■ Exercise
Show all lines from the data that include the word "gmail".
-- START Listing --
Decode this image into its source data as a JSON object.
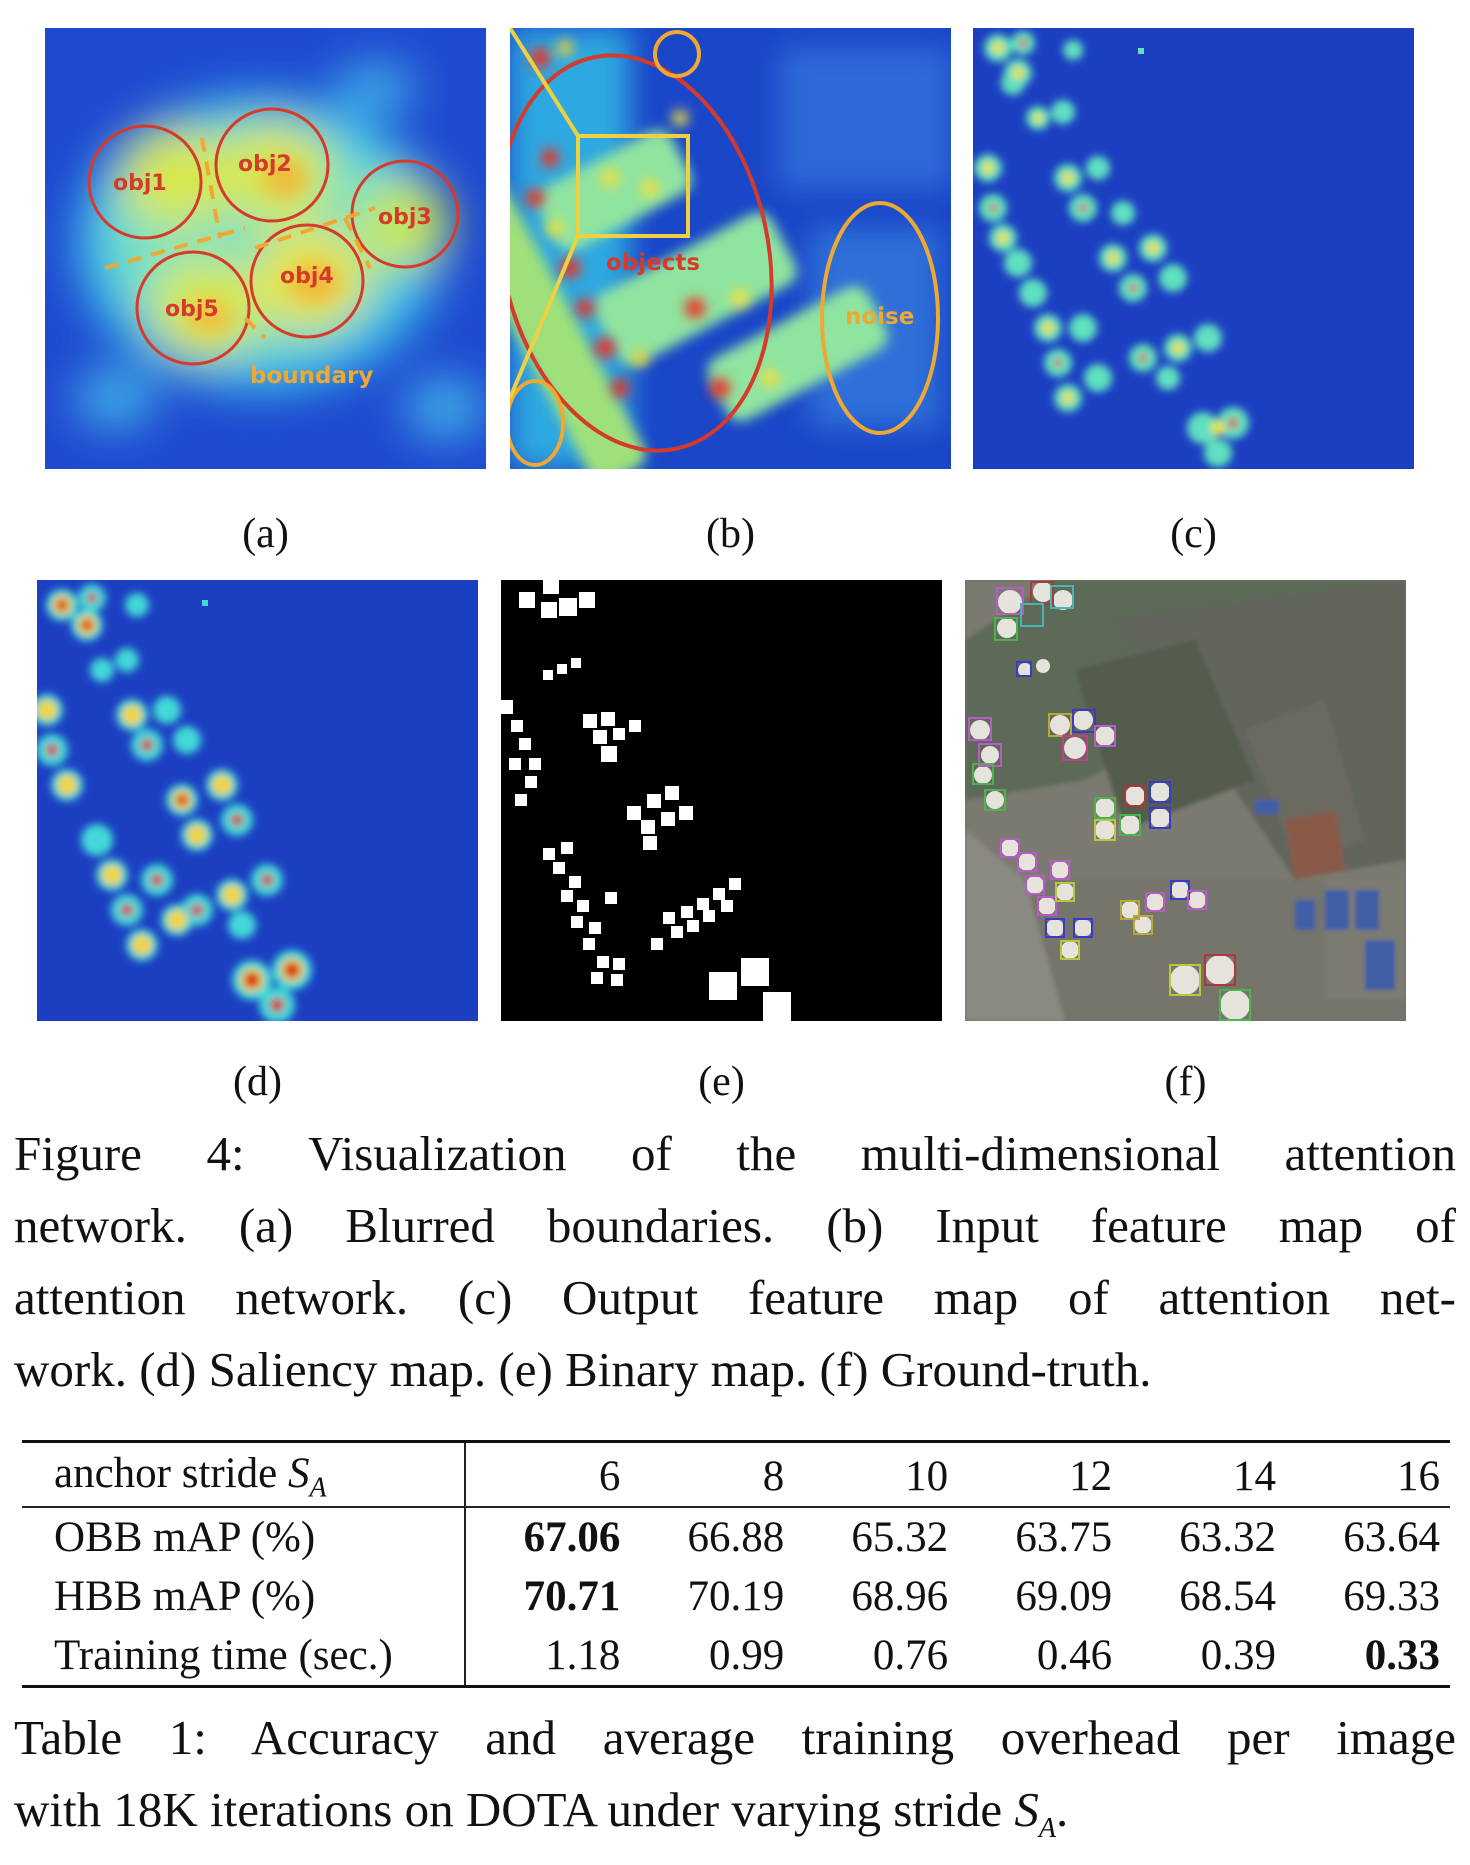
{
  "figure": {
    "panels": [
      {
        "id": "a",
        "label": "(a)",
        "annotations": [
          "obj1",
          "obj2",
          "obj3",
          "obj4",
          "obj5",
          "boundary"
        ]
      },
      {
        "id": "b",
        "label": "(b)",
        "annotations": [
          "objects",
          "noise"
        ]
      },
      {
        "id": "c",
        "label": "(c)"
      },
      {
        "id": "d",
        "label": "(d)"
      },
      {
        "id": "e",
        "label": "(e)"
      },
      {
        "id": "f",
        "label": "(f)"
      }
    ],
    "caption_lines": [
      "Figure 4: Visualization of the multi-dimensional attention",
      "network. (a) Blurred boundaries. (b) Input feature map of",
      "attention network. (c) Output feature map of attention net-",
      "work. (d) Saliency map. (e) Binary map. (f) Ground-truth."
    ]
  },
  "table": {
    "header_label": "anchor stride",
    "header_symbol": "S",
    "header_subscript": "A",
    "strides": [
      "6",
      "8",
      "10",
      "12",
      "14",
      "16"
    ],
    "rows": [
      {
        "label": "OBB mAP (%)",
        "values": [
          "67.06",
          "66.88",
          "65.32",
          "63.75",
          "63.32",
          "63.64"
        ],
        "best_index": 0
      },
      {
        "label": "HBB mAP (%)",
        "values": [
          "70.71",
          "70.19",
          "68.96",
          "69.09",
          "68.54",
          "69.33"
        ],
        "best_index": 0
      },
      {
        "label": "Training time (sec.)",
        "values": [
          "1.18",
          "0.99",
          "0.76",
          "0.46",
          "0.39",
          "0.33"
        ],
        "best_index": 5
      }
    ],
    "caption_lines": [
      "Table 1: Accuracy and average training overhead per image",
      "with 18K iterations on DOTA under varying stride "
    ],
    "caption_symbol": "S",
    "caption_subscript": "A",
    "caption_end": "."
  },
  "colors": {
    "heat_low": "#1a33c4",
    "heat_mid": "#3fd6e8",
    "heat_high": "#f0e23a",
    "heat_peak": "#d91e1e",
    "annotation_red": "#d63a2a",
    "annotation_orange": "#f0a832",
    "binary_bg": "#000000",
    "binary_fg": "#ffffff"
  }
}
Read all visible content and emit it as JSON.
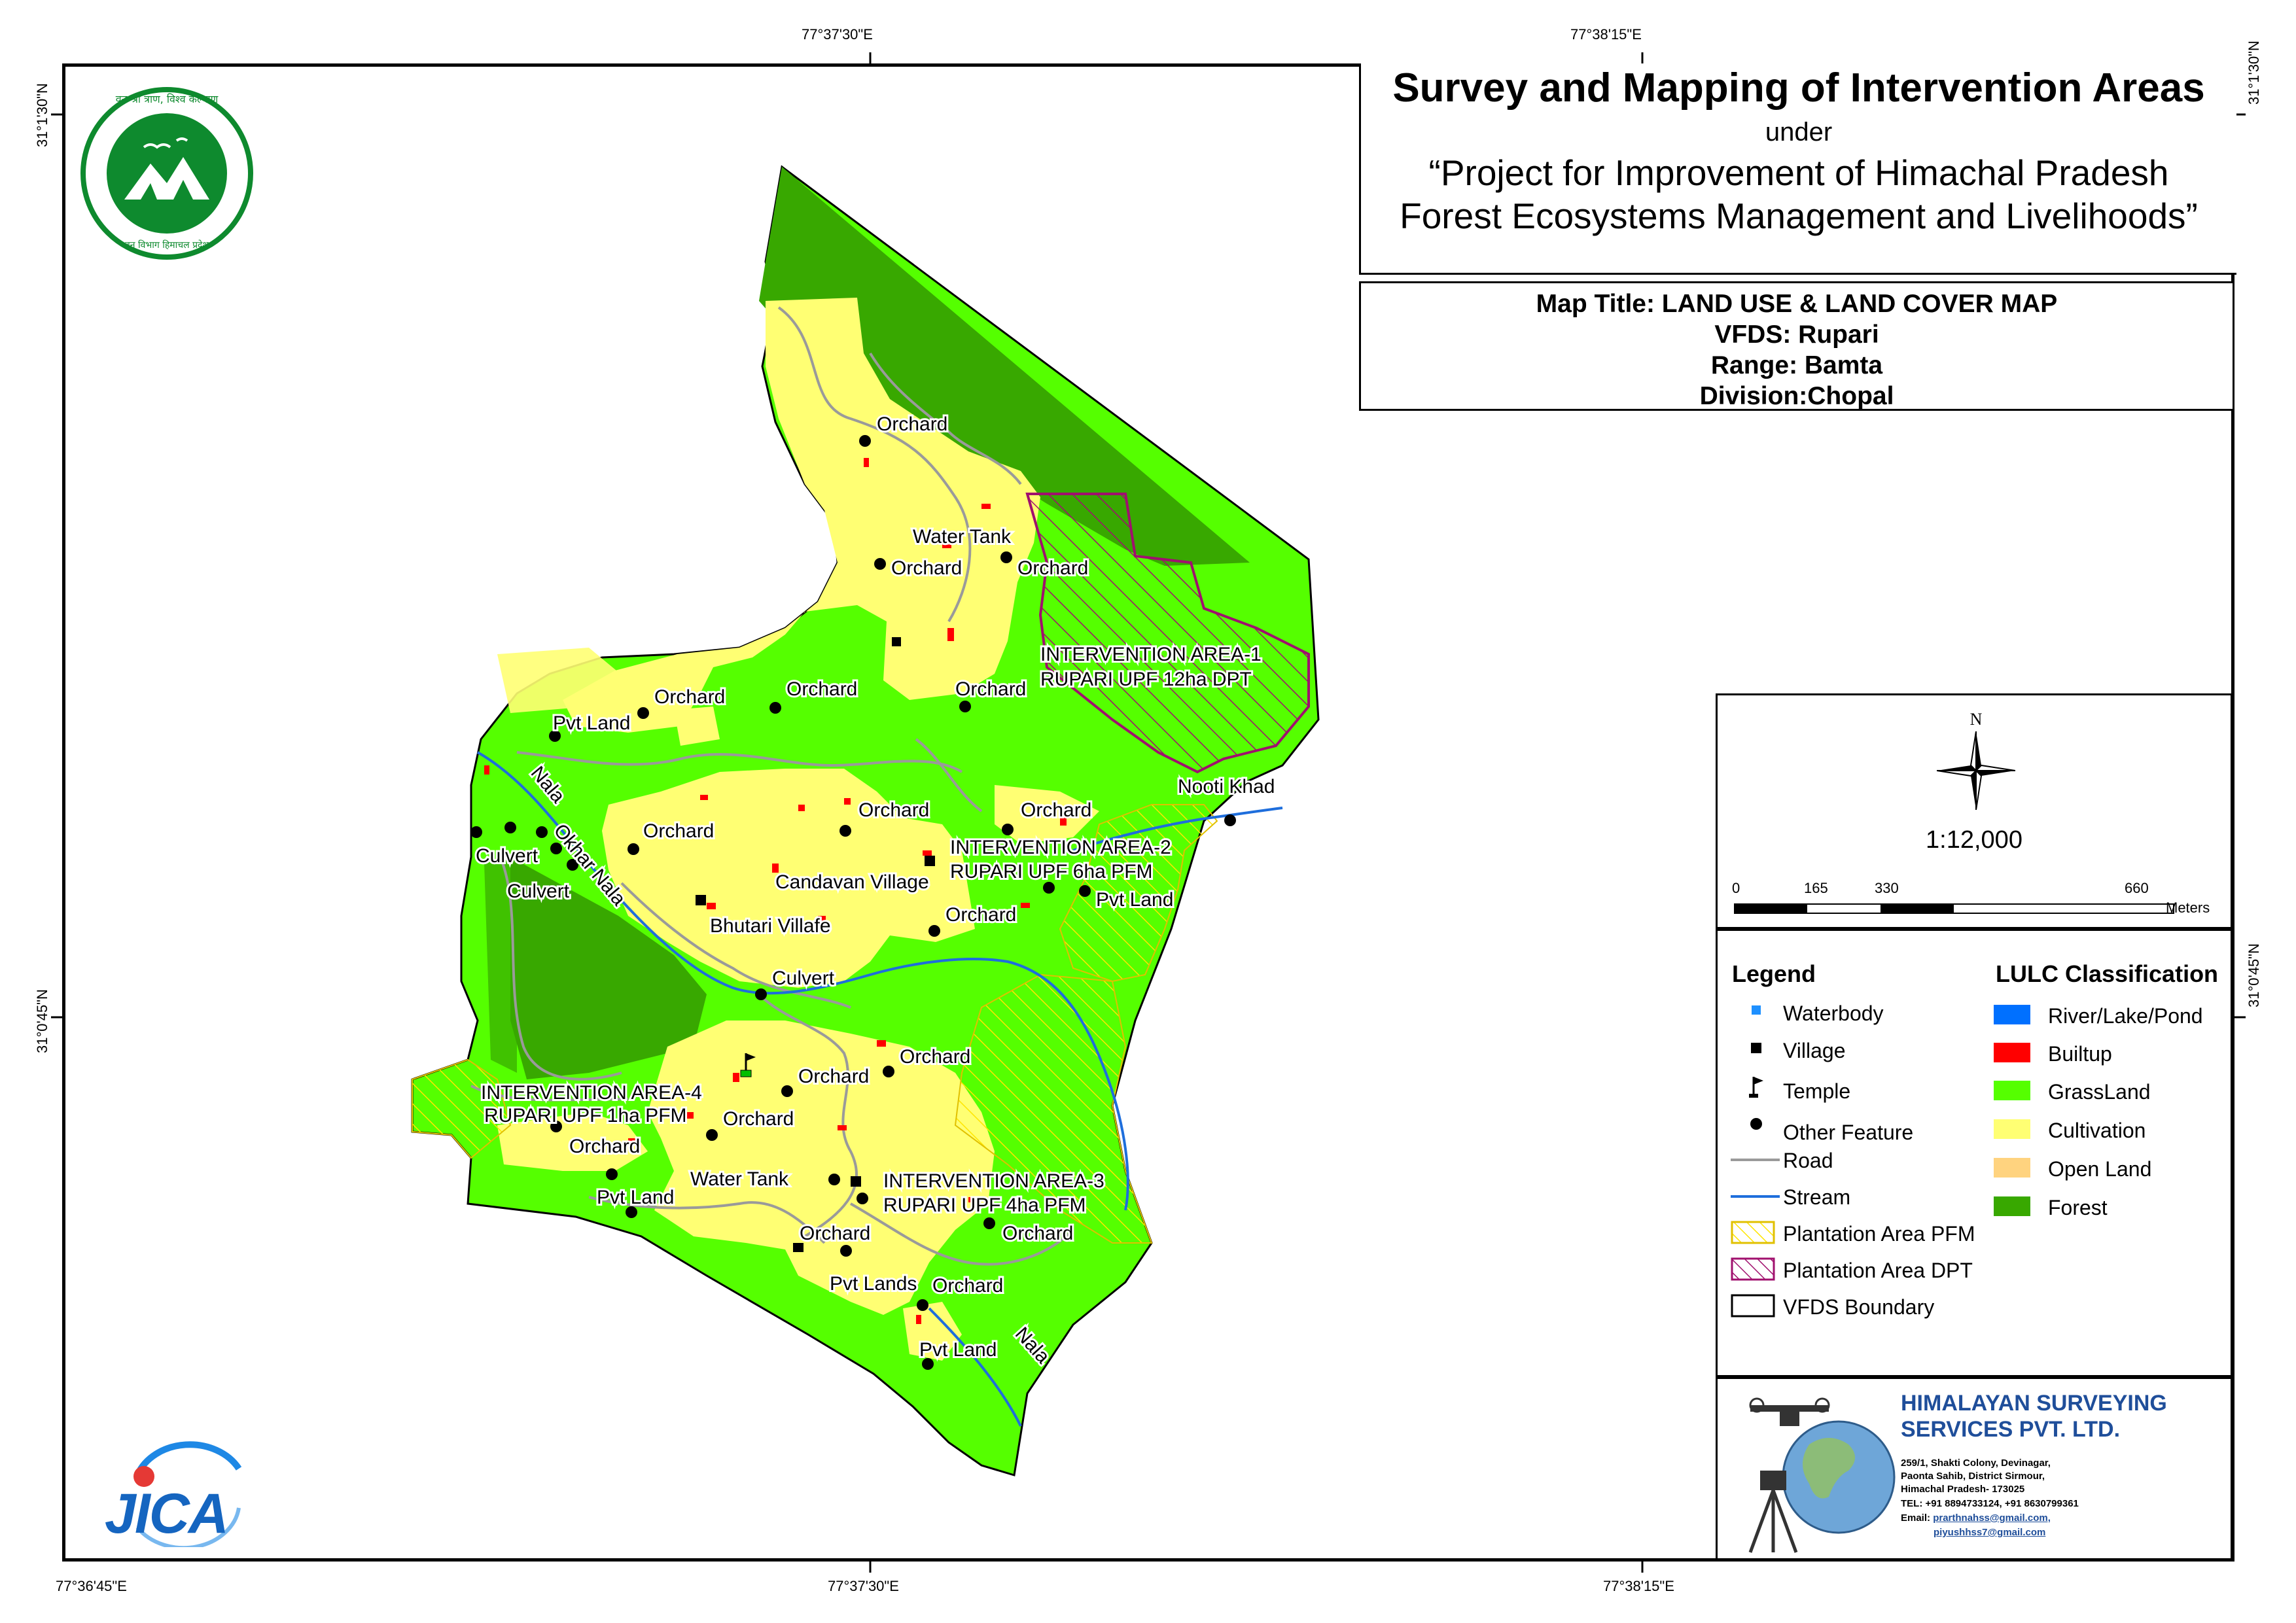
{
  "coords": {
    "top": [
      "77°37'30\"E",
      "77°38'15\"E"
    ],
    "bottom": [
      "77°36'45\"E",
      "77°37'30\"E",
      "77°38'15\"E"
    ],
    "left": [
      "31°1'30\"N",
      "31°0'45\"N"
    ],
    "right": [
      "31°1'30\"N",
      "31°0'45\"N"
    ]
  },
  "title": {
    "main": "Survey and Mapping of Intervention Areas",
    "under": "under",
    "project_line1": "“Project for Improvement of Himachal Pradesh",
    "project_line2": "Forest Ecosystems Management and Livelihoods”"
  },
  "map_info": {
    "map_title": "Map Title: LAND USE & LAND COVER MAP",
    "vfds": "VFDS: Rupari",
    "range": "Range: Bamta",
    "division": "Division:Chopal"
  },
  "scale": {
    "north": "N",
    "ratio": "1:12,000",
    "ticks": [
      "0",
      "165",
      "330",
      "660"
    ],
    "unit": "Meters"
  },
  "legend": {
    "title": "Legend",
    "items": [
      {
        "label": "Waterbody",
        "icon": "blue-square"
      },
      {
        "label": "Village",
        "icon": "black-square"
      },
      {
        "label": "Temple",
        "icon": "flag"
      },
      {
        "label": "Other Feature",
        "icon": "black-dot"
      },
      {
        "label": "Road",
        "icon": "grey-line"
      },
      {
        "label": "Stream",
        "icon": "blue-line"
      },
      {
        "label": "Plantation Area PFM",
        "icon": "yellow-hatch"
      },
      {
        "label": "Plantation Area DPT",
        "icon": "magenta-hatch"
      },
      {
        "label": "VFDS Boundary",
        "icon": "black-outline"
      }
    ]
  },
  "lulc": {
    "title": "LULC Classification",
    "classes": [
      {
        "label": "River/Lake/Pond",
        "color": "#0070FF"
      },
      {
        "label": "Builtup",
        "color": "#FF0000"
      },
      {
        "label": "GrassLand",
        "color": "#55FF00"
      },
      {
        "label": "Cultivation",
        "color": "#FFFF73"
      },
      {
        "label": "Open Land",
        "color": "#FFD37F"
      },
      {
        "label": "Forest",
        "color": "#38A800"
      }
    ]
  },
  "map_labels": {
    "orchard": "Orchard",
    "water_tank": "Water Tank",
    "pvt_land": "Pvt Land",
    "pvt_lands": "Pvt Lands",
    "culvert": "Culvert",
    "nala": "Nala",
    "okhar_nala": "Okhar Nala",
    "nooti_khad": "Nooti Khad",
    "candavan_village": "Candavan Village",
    "bhutari_villafe": "Bhutari Villafe",
    "ia1_l1": "INTERVENTION AREA-1",
    "ia1_l2": "RUPARI UPF 12ha DPT",
    "ia2_l1": "INTERVENTION AREA-2",
    "ia2_l2": "RUPARI UPF 6ha PFM",
    "ia3_l1": "INTERVENTION AREA-3",
    "ia3_l2": "RUPARI UPF 4ha PFM",
    "ia4_l1": "INTERVENTION AREA-4",
    "ia4_l2": "RUPARI UPF 1ha PFM"
  },
  "company": {
    "name_line1": "HIMALAYAN SURVEYING",
    "name_line2": "SERVICES PVT. LTD.",
    "address1": "259/1, Shakti Colony, Devinagar,",
    "address2": "Paonta Sahib, District Sirmour,",
    "address3": "Himachal Pradesh- 173025",
    "tel": "TEL: +91 8894733124, +91 8630799361",
    "email_label": "Email:",
    "email1": "prarthnahss@gmail.com,",
    "email2": "piyushhss7@gmail.com"
  },
  "logos": {
    "forest_dept_text": "वन श्री त्राण, विश्व कल्याण",
    "forest_dept_bottom": "वन विभाग हिमाचल प्रदेश",
    "jica": "JICA"
  }
}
-- END Listing --
■ The result
    "email1": "prarthnahss@gmail.com,",
    "email2": "piyushhss7@gmail.com"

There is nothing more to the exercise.